> [Your assignment]
Decide whether each of these statements agrees with the notes, and back each yes or no with the words of the notes that settle it, quoted exactly: 1. Emeric Essex Vidal published his illustrations of Buenos Ayres and Montevideo in 1820. 2. The Jockey Club was established by Carlos Pellegrini in 1890. 3. Antonio Sepp traveled to Buenos Aires in 1659.

> [Selected excerpt]
───

34 Alfredo Palacios (1878–1965), an Argentine activist known as the first socialist member of Parliament in the Americas, and famous for his speeches.

35 Another allusion to Keyserling’s South American Meditations (see 640n23).

36 Barcia (716n) finds an allusion here to a verse of Garcilaso de la Vega’s “Third Eclogue”: “Flérida, para mí dulce y sabrosa / más que la fruta del cercado ajeno” [Flérida, for me sweeter and tastier / than the fruit of another’s garden].

37 The reference to this Italian monk’s visit in 1640 is obscure but plausible. In El libro de Buenos Aires , Abós includes the testimony of Ascarate de Biscay, who visited Buenos Aires in 1659 and commented that the men “love their leisure and pleasure and are devoted to Venus” (47). Navascués (545n) thinks Marechal may have been referring to the Italian Jesuit Antonio Sepp (1655–1733), who travelled to Buenos Aires in 1690.

38 Emeric Essex Vidal (1791–1861), English painter considered by some to be a precursor of Argentine art, published his Picturesque Illustrations of Buenos Ayres and Montevideo in 1820.

39 The cemetery of La Recoleta , in the centrally located upper-class barrio of the same name, is the final resting place of the wealthy and powerful.

40 The Jockey Club, established in 1882 by Argentine president Carlos Pellegrini for the political and economic elite of the nation, administered the Hippodromes in Palermo and San Isidro. Its original locale, a luxurious palace on Florida Street, is now a tourist attraction.

───

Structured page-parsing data
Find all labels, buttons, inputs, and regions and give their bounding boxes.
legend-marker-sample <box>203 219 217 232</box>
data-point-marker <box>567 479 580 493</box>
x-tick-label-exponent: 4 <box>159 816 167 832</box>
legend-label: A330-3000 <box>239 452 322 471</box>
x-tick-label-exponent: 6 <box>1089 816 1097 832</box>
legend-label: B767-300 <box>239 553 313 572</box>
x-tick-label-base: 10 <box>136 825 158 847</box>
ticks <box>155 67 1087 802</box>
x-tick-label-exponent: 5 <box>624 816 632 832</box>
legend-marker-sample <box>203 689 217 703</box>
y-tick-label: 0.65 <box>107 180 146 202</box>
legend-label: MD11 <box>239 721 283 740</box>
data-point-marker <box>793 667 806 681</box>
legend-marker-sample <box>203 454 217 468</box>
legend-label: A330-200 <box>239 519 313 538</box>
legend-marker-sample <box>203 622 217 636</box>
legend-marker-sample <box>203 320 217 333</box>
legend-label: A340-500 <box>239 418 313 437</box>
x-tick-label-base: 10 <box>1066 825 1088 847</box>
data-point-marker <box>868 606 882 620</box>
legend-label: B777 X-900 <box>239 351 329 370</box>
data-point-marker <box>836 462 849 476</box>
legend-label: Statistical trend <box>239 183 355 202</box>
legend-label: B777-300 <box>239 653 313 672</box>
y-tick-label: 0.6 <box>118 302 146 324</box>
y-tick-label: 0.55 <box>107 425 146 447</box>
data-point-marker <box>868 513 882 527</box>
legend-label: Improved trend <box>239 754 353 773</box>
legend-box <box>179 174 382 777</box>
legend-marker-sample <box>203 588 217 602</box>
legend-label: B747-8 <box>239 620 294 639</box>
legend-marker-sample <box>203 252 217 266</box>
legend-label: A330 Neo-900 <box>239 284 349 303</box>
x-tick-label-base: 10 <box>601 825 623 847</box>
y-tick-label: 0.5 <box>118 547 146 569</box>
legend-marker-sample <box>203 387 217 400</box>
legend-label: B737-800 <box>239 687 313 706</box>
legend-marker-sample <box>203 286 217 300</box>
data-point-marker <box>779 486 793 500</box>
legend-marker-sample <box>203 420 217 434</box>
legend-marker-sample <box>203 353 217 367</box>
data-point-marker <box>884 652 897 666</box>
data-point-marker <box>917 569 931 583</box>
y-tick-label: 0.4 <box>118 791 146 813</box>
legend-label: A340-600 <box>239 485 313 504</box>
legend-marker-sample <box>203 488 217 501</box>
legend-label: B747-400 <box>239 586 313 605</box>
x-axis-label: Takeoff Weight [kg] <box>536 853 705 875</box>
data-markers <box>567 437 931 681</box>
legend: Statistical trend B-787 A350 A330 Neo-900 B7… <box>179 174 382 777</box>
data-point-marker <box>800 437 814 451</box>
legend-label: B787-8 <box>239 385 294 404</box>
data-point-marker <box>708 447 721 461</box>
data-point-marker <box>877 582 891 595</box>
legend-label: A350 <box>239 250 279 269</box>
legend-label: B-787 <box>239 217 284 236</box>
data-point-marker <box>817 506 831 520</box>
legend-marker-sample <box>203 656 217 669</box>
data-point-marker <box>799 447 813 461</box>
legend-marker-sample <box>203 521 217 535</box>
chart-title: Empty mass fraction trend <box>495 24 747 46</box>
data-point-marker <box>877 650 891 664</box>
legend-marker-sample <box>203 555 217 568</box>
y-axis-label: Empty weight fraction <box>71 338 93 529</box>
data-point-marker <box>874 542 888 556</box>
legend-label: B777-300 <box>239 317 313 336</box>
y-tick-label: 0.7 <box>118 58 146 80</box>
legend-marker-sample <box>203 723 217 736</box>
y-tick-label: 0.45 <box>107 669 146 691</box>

───

> [Output for this exercise]
1. Yes: "published his Picturesque Illustrations of Buenos Ayres and Montevideo in 1820."
2. No: "The Jockey Club, established in 1882 by Argentine president Carlos Pellegrini"
3. No: "the Italian Jesuit Antonio Sepp (1655–1733), who travelled to Buenos Aires in 1690."